── Supplied data

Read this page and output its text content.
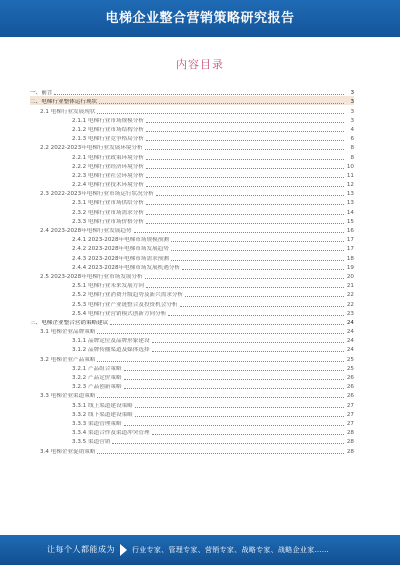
电梯企业整合营销策略研究报告
内容目录
一、前言	3
二、电梯行业整体运行现状	3
2.1 电梯行业发展现状	3
2.1.1 电梯行业市场规模分析	3
2.1.2 电梯行业市场结构分析	4
2.1.3 电梯行业竞争格局分析	6
2.2 2022-2023年电梯行业发展环境分析	8
2.2.1 电梯行业政策环境分析	8
2.2.2 电梯行业经济环境分析	10
2.2.3 电梯行业社会环境分析	11
2.2.4 电梯行业技术环境分析	12
2.3 2022-2023年电梯行业市场运行状况分析	13
2.3.1 电梯行业市场供给分析	13
2.3.2 电梯行业市场需求分析	14
2.3.3 电梯行业市场价格分析	15
2.4 2023-2028年电梯行业发展趋势	16
2.4.1 2023-2028年电梯市场规模预测	17
2.4.2 2023-2028年电梯市场发展趋势	17
2.4.3 2023-2028年电梯市场需求预测	18
2.4.4 2023-2028年电梯市场发展机遇分析	19
2.5 2023-2028年电梯行业市场发展分析	20
2.5.1 电梯行业未来发展方向	21
2.5.2 电梯行业消费升级趋势及新兴需求分析	22
2.5.3 电梯行业产业链整合及投资机会分析	22
2.5.4 电梯行业营销模式创新方向分析	23
三、电梯企业整合营销策略建议	24
3.1 电梯企业品牌策略	24
3.1.1 品牌定位及品牌形象建设	24
3.1.2 品牌传播渠道及媒体选择	24
3.2 电梯企业产品策略	25
3.2.1 产品组合策略	25
3.2.2 产品定价策略	26
3.2.3 产品创新策略	26
3.3 电梯企业渠道策略	26
3.3.1 线上渠道建设策略	27
3.3.2 线下渠道建设策略	27
3.3.3 渠道管理策略	27
3.3.4 渠道合作及渠道冲突管理	28
3.3.5 渠道营销	28
3.4 电梯企业促销策略	28
让每个人都能成为 行业专家、管理专家、营销专家、战略专家、战略企业家……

────

_Work to complete_
Give the entries again word for word, but skip the pictures.

_Task output_
Read this page and output its text content.
电梯企业整合营销策略研究报告
内容目录
一、前言	3
二、电梯行业整体运行现状	3
2.1 电梯行业发展现状	3
2.1.1 电梯行业市场规模分析	3
2.1.2 电梯行业市场结构分析	4
2.1.3 电梯行业竞争格局分析	6
2.2 2022-2023年电梯行业发展环境分析	8
2.2.1 电梯行业政策环境分析	8
2.2.2 电梯行业经济环境分析	10
2.2.3 电梯行业社会环境分析	11
2.2.4 电梯行业技术环境分析	12
2.3 2022-2023年电梯行业市场运行状况分析	13
2.3.1 电梯行业市场供给分析	13
2.3.2 电梯行业市场需求分析	14
2.3.3 电梯行业市场价格分析	15
2.4 2023-2028年电梯行业发展趋势	16
2.4.1 2023-2028年电梯市场规模预测	17
2.4.2 2023-2028年电梯市场发展趋势	17
2.4.3 2023-2028年电梯市场需求预测	18
2.4.4 2023-2028年电梯市场发展机遇分析	19
2.5 2023-2028年电梯行业市场发展分析	20
2.5.1 电梯行业未来发展方向	21
2.5.2 电梯行业消费升级趋势及新兴需求分析	22
2.5.3 电梯行业产业链整合及投资机会分析	22
2.5.4 电梯行业营销模式创新方向分析	23
三、电梯企业整合营销策略建议	24
3.1 电梯企业品牌策略	24
3.1.1 品牌定位及品牌形象建设	24
3.1.2 品牌传播渠道及媒体选择	24
3.2 电梯企业产品策略	25
3.2.1 产品组合策略	25
3.2.2 产品定价策略	26
3.2.3 产品创新策略	26
3.3 电梯企业渠道策略	26
3.3.1 线上渠道建设策略	27
3.3.2 线下渠道建设策略	27
3.3.3 渠道管理策略	27
3.3.4 渠道合作及渠道冲突管理	28
3.3.5 渠道营销	28
3.4 电梯企业促销策略	28
让每个人都能成为 行业专家、管理专家、营销专家、战略专家、战略企业家……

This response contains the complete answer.